* _Exercise objective_
Filter the entries that follow, copying every line in which the word "INIT" appears.

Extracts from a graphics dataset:
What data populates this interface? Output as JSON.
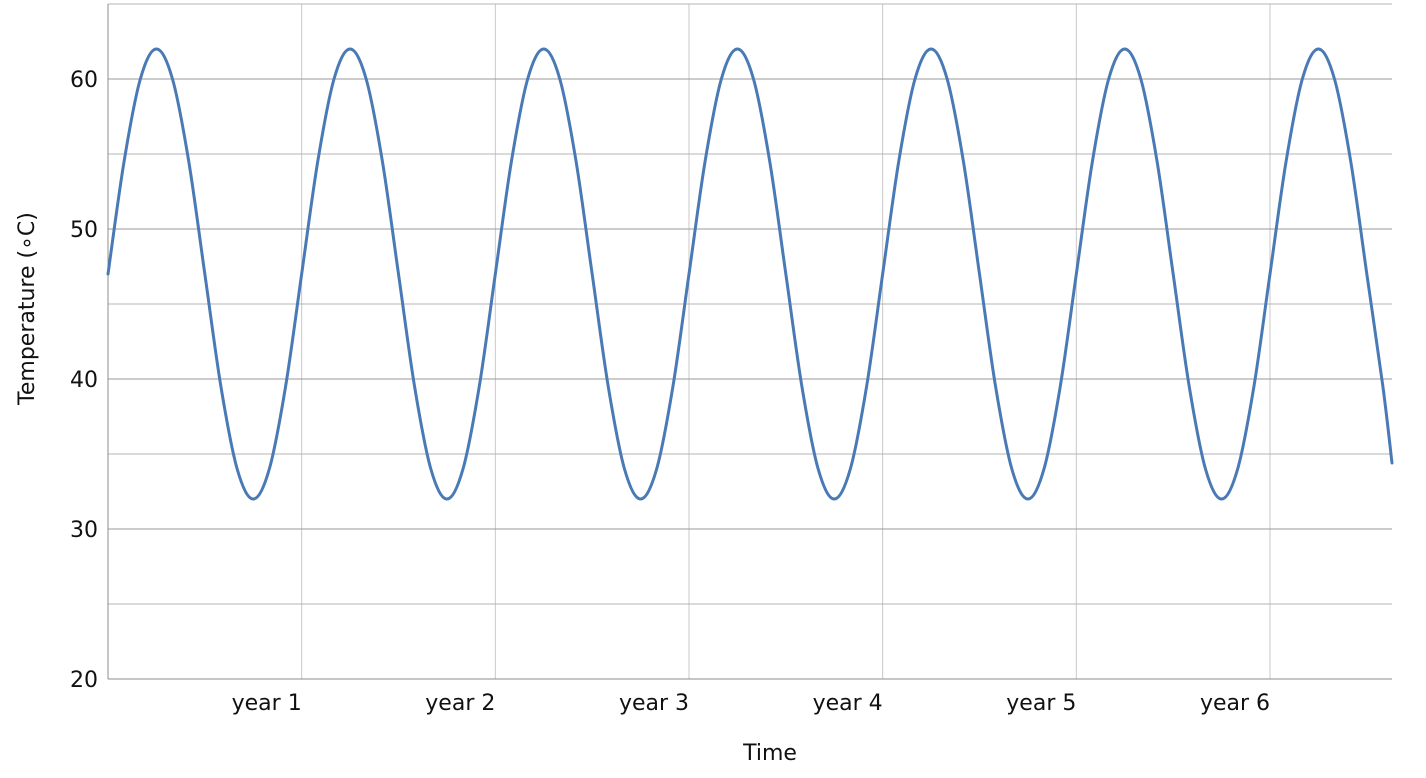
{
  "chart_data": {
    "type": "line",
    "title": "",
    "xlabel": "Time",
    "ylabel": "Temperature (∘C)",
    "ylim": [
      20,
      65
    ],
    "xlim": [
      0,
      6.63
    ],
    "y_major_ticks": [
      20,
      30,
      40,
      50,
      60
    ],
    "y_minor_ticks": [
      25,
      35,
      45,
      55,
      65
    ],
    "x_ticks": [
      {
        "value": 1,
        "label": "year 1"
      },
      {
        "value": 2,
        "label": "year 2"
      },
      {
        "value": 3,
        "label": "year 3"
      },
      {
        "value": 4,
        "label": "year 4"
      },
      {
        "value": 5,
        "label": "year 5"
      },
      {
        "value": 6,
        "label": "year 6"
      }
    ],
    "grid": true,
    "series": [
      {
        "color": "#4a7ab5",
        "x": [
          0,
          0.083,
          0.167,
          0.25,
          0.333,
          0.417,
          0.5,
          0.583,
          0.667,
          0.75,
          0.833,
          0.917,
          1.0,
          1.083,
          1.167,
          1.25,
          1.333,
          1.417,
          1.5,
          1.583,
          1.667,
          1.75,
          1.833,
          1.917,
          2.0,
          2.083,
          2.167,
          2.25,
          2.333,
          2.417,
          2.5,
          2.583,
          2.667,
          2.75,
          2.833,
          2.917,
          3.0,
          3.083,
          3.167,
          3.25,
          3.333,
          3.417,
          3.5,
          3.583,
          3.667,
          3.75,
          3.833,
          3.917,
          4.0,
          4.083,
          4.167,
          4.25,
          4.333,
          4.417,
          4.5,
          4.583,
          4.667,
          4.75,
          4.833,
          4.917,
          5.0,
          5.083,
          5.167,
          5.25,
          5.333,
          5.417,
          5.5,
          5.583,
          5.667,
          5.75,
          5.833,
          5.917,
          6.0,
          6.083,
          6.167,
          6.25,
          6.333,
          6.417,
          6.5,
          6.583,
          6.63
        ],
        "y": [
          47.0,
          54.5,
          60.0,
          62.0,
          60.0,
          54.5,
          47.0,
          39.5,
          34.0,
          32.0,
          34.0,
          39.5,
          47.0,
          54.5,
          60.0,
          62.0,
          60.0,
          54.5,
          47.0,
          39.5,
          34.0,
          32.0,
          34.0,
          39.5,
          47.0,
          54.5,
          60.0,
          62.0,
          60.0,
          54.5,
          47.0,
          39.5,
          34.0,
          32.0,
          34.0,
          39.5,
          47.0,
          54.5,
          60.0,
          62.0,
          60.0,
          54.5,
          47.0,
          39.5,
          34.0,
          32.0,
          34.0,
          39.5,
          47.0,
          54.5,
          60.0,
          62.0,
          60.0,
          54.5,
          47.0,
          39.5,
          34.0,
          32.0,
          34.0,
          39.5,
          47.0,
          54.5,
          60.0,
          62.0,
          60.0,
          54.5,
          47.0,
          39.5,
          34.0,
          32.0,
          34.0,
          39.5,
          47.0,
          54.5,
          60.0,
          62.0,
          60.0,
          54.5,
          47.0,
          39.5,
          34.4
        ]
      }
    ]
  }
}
...
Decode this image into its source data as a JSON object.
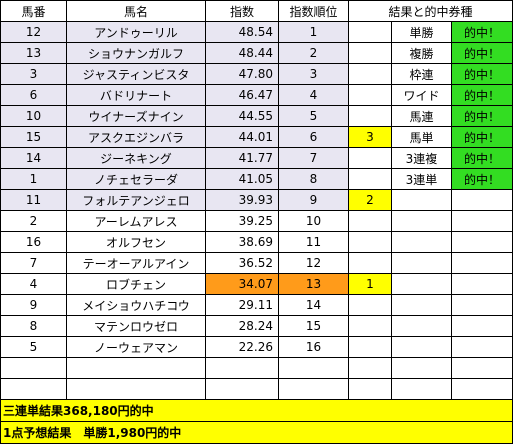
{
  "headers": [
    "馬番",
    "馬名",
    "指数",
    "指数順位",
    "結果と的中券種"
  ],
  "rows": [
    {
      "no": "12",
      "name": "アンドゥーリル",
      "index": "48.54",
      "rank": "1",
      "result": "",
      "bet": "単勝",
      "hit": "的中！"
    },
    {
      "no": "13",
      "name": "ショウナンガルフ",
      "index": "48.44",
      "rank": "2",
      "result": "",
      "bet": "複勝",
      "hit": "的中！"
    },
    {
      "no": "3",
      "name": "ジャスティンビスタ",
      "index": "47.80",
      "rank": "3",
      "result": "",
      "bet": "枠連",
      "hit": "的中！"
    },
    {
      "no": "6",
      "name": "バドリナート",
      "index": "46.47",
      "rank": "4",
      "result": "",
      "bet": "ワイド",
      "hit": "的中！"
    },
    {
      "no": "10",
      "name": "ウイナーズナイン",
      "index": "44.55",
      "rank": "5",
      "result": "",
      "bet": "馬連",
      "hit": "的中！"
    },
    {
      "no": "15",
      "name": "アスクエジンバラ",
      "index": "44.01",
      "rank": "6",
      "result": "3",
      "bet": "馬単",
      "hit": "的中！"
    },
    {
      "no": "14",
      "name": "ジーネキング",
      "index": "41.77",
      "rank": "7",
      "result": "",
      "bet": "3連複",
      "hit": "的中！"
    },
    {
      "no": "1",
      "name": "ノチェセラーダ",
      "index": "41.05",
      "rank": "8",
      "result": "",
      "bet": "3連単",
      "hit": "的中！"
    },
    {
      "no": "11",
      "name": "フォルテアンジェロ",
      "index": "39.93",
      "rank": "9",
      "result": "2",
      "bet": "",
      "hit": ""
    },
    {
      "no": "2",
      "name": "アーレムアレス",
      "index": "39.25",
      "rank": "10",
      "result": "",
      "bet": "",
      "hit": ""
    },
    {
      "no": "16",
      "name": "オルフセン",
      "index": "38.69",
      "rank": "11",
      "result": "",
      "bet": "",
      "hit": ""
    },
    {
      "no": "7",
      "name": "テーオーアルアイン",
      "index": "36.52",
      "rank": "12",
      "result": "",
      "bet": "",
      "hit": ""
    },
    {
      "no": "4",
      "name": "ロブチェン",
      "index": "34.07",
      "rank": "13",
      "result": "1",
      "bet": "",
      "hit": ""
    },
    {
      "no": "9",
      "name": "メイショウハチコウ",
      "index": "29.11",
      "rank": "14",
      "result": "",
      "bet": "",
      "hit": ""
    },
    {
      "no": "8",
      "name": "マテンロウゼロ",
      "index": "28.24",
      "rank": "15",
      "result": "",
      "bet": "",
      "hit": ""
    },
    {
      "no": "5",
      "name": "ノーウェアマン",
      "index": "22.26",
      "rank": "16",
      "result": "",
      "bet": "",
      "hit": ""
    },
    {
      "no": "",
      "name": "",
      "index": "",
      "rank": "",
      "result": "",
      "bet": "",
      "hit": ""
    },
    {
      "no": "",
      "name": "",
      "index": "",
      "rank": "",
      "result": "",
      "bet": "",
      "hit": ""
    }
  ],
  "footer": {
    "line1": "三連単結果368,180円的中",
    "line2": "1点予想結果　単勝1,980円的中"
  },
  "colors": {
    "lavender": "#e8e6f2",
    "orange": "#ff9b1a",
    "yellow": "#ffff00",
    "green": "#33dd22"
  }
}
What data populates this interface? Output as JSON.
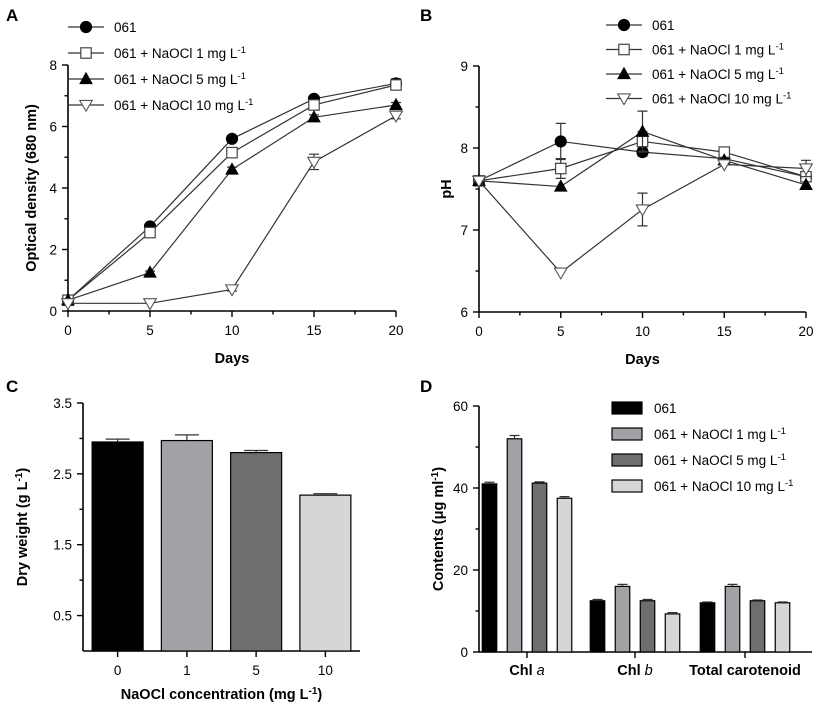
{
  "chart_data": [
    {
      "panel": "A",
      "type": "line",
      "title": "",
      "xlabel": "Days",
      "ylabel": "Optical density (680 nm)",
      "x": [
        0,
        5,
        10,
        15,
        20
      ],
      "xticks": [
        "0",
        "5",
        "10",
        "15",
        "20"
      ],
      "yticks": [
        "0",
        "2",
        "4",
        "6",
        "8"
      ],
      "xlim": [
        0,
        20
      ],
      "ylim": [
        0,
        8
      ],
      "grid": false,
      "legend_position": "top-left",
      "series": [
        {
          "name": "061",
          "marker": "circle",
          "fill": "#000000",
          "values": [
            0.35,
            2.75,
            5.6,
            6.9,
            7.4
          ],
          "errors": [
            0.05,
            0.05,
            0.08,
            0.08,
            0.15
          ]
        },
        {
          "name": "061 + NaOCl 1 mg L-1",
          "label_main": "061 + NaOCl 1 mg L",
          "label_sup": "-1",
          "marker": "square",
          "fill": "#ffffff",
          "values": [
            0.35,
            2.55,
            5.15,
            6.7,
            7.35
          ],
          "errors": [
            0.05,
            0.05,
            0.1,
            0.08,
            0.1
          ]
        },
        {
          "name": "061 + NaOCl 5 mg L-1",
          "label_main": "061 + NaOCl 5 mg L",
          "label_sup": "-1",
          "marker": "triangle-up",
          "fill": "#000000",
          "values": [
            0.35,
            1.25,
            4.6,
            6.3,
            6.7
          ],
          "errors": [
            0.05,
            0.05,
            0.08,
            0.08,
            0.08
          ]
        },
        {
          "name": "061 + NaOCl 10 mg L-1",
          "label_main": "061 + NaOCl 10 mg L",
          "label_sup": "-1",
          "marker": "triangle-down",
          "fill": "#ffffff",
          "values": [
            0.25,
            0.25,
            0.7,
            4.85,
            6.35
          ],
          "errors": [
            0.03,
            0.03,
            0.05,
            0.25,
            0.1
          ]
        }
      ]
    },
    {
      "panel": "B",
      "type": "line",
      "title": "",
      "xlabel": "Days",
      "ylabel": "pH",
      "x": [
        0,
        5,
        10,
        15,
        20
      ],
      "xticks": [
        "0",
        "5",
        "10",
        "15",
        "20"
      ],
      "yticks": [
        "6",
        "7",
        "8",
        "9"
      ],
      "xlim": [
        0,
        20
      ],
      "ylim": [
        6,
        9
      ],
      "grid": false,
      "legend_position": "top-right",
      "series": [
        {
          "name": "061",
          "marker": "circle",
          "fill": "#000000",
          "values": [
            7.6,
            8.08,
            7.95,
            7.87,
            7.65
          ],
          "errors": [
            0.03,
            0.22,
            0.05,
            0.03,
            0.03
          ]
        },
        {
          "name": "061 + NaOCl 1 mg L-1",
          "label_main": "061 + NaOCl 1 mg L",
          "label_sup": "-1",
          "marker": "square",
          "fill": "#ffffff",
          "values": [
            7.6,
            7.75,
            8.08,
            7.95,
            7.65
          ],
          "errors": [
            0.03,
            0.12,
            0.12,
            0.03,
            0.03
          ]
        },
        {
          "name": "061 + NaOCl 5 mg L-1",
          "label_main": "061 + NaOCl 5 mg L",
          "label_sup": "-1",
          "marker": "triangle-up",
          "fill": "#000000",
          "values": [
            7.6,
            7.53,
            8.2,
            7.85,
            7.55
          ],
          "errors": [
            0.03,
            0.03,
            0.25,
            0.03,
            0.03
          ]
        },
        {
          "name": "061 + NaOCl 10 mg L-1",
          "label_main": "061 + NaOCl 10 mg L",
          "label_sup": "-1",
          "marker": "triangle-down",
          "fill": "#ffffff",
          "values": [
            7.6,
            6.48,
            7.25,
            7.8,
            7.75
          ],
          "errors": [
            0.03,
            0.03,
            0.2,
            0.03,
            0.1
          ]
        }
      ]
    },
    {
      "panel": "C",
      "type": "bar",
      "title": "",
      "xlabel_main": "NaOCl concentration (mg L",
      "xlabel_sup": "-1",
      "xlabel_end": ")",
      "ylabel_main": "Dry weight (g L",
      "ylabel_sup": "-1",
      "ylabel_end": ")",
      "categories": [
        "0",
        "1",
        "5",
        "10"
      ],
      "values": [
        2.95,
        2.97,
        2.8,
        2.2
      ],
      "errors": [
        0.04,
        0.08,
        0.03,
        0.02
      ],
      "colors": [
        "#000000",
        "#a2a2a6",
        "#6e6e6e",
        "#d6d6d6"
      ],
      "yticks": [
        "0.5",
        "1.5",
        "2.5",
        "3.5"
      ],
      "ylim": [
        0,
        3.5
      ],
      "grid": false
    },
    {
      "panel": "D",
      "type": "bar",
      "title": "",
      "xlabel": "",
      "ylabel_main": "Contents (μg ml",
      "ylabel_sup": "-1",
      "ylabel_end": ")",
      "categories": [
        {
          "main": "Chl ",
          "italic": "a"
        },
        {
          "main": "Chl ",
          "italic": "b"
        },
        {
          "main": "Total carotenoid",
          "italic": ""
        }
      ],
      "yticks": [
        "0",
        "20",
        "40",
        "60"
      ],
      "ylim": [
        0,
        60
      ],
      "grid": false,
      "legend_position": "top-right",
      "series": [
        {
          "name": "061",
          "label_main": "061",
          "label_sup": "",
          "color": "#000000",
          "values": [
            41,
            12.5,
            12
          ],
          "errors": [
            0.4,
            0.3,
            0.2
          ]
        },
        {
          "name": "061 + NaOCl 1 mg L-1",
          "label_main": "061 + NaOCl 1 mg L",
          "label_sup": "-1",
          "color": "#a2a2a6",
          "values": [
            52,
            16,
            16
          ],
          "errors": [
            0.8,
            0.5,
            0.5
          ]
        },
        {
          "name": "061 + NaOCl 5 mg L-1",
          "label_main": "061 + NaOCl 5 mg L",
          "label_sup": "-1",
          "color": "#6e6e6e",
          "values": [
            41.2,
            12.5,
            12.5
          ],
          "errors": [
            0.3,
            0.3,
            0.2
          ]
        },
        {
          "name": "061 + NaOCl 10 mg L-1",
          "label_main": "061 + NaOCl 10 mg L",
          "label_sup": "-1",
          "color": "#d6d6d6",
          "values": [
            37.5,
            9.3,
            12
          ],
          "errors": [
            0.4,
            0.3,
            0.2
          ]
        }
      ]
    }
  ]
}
--
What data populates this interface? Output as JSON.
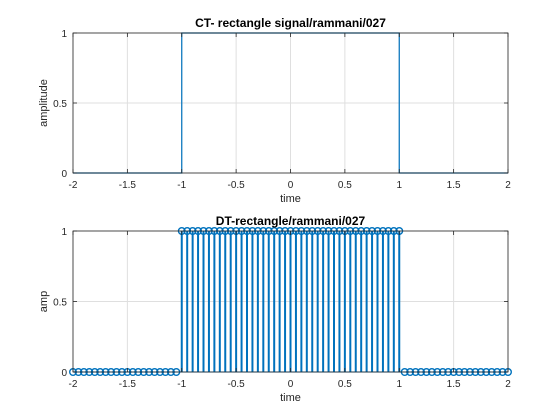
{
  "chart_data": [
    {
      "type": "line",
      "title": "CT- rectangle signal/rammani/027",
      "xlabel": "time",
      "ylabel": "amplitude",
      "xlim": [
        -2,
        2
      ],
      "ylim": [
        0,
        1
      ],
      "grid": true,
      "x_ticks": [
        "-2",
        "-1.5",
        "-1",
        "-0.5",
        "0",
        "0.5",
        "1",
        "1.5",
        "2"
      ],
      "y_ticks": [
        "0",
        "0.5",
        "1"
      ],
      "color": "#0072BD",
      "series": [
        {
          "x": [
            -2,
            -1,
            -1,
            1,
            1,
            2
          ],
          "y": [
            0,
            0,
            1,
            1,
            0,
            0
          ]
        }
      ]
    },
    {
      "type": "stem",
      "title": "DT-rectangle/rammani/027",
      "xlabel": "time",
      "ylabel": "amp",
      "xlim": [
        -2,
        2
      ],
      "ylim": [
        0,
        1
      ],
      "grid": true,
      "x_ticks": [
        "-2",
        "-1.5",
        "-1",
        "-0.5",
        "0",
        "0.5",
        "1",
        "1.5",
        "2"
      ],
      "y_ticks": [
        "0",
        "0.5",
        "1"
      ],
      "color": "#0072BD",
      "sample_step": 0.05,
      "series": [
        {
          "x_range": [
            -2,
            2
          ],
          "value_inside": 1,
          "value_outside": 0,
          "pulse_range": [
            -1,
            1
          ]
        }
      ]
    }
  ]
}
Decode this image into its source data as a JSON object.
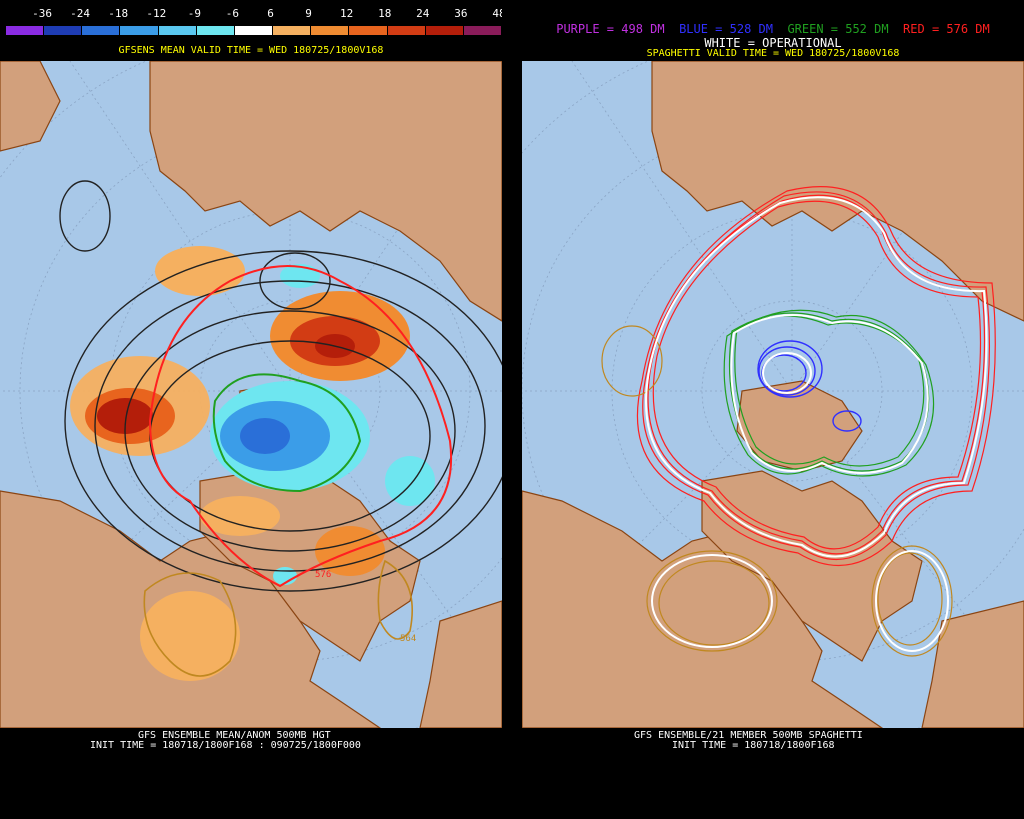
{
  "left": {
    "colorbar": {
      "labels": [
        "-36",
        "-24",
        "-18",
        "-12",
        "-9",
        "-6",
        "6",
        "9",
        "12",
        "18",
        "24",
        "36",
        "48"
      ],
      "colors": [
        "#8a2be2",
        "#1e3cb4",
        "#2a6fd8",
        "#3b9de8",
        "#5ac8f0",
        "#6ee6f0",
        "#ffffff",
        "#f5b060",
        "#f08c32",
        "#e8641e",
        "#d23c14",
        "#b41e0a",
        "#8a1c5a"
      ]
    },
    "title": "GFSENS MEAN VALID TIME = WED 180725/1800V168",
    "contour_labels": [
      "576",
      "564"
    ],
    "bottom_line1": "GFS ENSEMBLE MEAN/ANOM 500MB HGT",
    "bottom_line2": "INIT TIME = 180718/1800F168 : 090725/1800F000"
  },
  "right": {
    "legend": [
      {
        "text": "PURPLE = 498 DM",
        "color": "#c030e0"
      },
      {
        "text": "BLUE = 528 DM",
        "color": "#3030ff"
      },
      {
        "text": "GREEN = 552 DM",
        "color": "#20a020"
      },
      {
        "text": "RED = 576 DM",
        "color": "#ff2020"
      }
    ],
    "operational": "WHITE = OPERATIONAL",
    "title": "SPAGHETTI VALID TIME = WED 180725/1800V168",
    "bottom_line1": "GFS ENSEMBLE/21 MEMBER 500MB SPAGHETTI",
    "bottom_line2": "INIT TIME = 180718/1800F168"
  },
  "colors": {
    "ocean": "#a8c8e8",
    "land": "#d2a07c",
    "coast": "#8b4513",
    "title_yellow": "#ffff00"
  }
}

* _Exercise output_
    "bottom_line2": "INIT TIME = 180718/1800F168 : 090725/1800F000"
    "bottom_line2": "INIT TIME = 180718/1800F168"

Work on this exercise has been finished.